Copy the lines below word for word, beginning with the line that contains "- blue-node: [236, 335, 239, 338]" and continuing through the line that contains "- blue-node: [336, 151, 340, 154]".

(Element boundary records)
------------------------
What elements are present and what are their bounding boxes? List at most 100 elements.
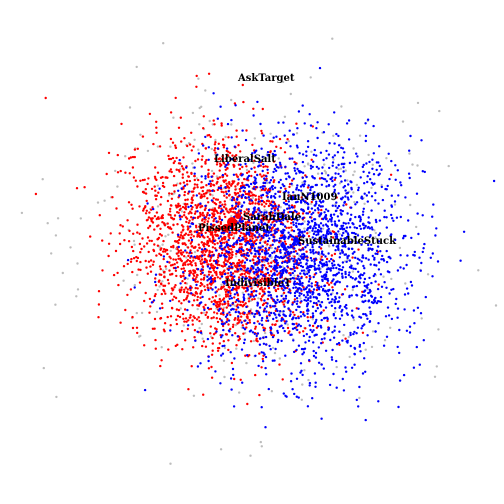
- blue-node: [236, 335, 239, 338]
- red-node: [199, 260, 202, 263]
- red-node: [159, 364, 162, 368]
- red-node: [190, 201, 193, 204]
- blue-node: [283, 314, 287, 317]
- red-node: [259, 278, 262, 282]
- red-node: [236, 270, 239, 273]
- red-node: [144, 192, 148, 195]
- blue-node: [336, 151, 340, 154]
- blue-node: [262, 336, 265, 339]
- blue-node: [340, 162, 343, 166]
- blue-node: [417, 232, 420, 236]
- red-node: [239, 190, 242, 193]
- red-node: [206, 211, 209, 215]
- red-node: [226, 272, 230, 275]
- blue-node: [403, 293, 407, 296]
- red-node: [287, 280, 291, 283]
- blue-node: [364, 134, 368, 138]
- red-node: [149, 217, 153, 220]
- blue-node: [435, 227, 438, 230]
- blue-node: [272, 280, 276, 283]
- blue-node: [225, 147, 229, 150]
- blue-node: [237, 311, 241, 314]
- blue-node: [368, 227, 372, 230]
- blue-node: [311, 330, 314, 334]
- red-node: [200, 193, 203, 196]
- red-node: [187, 239, 191, 242]
- red-node: [250, 282, 253, 285]
- red-node: [147, 177, 150, 180]
- red-node: [196, 186, 199, 189]
- blue-node: [268, 246, 271, 250]
- blue-node: [323, 216, 326, 219]
- blue-node: [239, 209, 242, 213]
- blue-node: [274, 347, 277, 351]
- red-node: [283, 240, 287, 243]
- red-node: [146, 236, 150, 239]
- blue-node: [265, 343, 268, 346]
- gray-node: [259, 440, 262, 444]
- blue-node: [305, 267, 309, 270]
- blue-node: [264, 355, 268, 359]
- red-node: [207, 175, 210, 179]
- blue-node: [322, 367, 325, 370]
- blue-node: [263, 353, 266, 356]
- blue-node: [262, 162, 265, 166]
- red-node: [231, 231, 234, 234]
- gray-node: [210, 169, 214, 173]
- red-node: [223, 235, 226, 239]
- red-node: [256, 320, 259, 323]
- blue-node: [413, 322, 416, 325]
- blue-node: [230, 118, 233, 122]
- red-node: [216, 276, 219, 279]
- gray-node: [404, 282, 407, 285]
- red-node: [214, 141, 217, 144]
- red-node: [260, 196, 263, 199]
- blue-node: [357, 270, 360, 273]
- blue-node: [246, 354, 249, 357]
- blue-node: [322, 131, 326, 134]
- blue-node: [345, 303, 348, 307]
- gray-node: [374, 236, 377, 239]
- blue-node: [215, 220, 218, 223]
- blue-node: [358, 275, 361, 278]
- blue-node: [261, 187, 265, 190]
- blue-node: [335, 343, 339, 346]
- blue-node: [274, 204, 277, 207]
- red-node: [262, 326, 265, 329]
- blue-node: [248, 219, 251, 222]
- red-node: [227, 348, 230, 352]
- blue-node: [234, 207, 237, 210]
- blue-node: [311, 243, 314, 246]
- red-node: [286, 286, 289, 290]
- blue-node: [154, 280, 157, 284]
- red-node: [193, 178, 196, 182]
- blue-node: [320, 183, 324, 186]
- red-node: [258, 352, 261, 355]
- gray-node: [269, 132, 272, 135]
- blue-node: [242, 189, 245, 193]
- blue-node: [299, 324, 302, 328]
- blue-node: [262, 342, 266, 345]
- red-node: [204, 192, 207, 195]
- blue-node: [279, 284, 282, 288]
- red-node: [207, 270, 211, 273]
- blue-node: [264, 366, 267, 370]
- blue-node: [228, 311, 231, 314]
- red-node: [132, 232, 135, 235]
- red-node: [248, 297, 251, 300]
- red-node: [194, 264, 198, 267]
- red-node: [177, 202, 180, 205]
- blue-node: [282, 284, 285, 288]
- red-node: [207, 168, 210, 172]
- red-node: [211, 212, 214, 215]
- gray-node: [371, 330, 375, 333]
- blue-node: [322, 240, 325, 243]
- gray-node: [411, 163, 414, 166]
- red-node: [159, 227, 162, 230]
- blue-node: [219, 235, 222, 238]
- red-node: [155, 131, 158, 134]
- blue-node: [342, 170, 345, 173]
- gray-node: [438, 109, 441, 113]
- red-node: [162, 257, 165, 261]
- blue-node: [216, 147, 220, 150]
------------------------
▶ [Solved exercise]:
- blue-node: [236, 335, 239, 338]
- red-node: [199, 260, 202, 263]
- red-node: [159, 364, 162, 368]
- red-node: [190, 201, 193, 204]
- blue-node: [283, 314, 287, 317]
- red-node: [259, 278, 262, 282]
- red-node: [236, 270, 239, 273]
- red-node: [144, 192, 148, 195]
- blue-node: [336, 151, 340, 154]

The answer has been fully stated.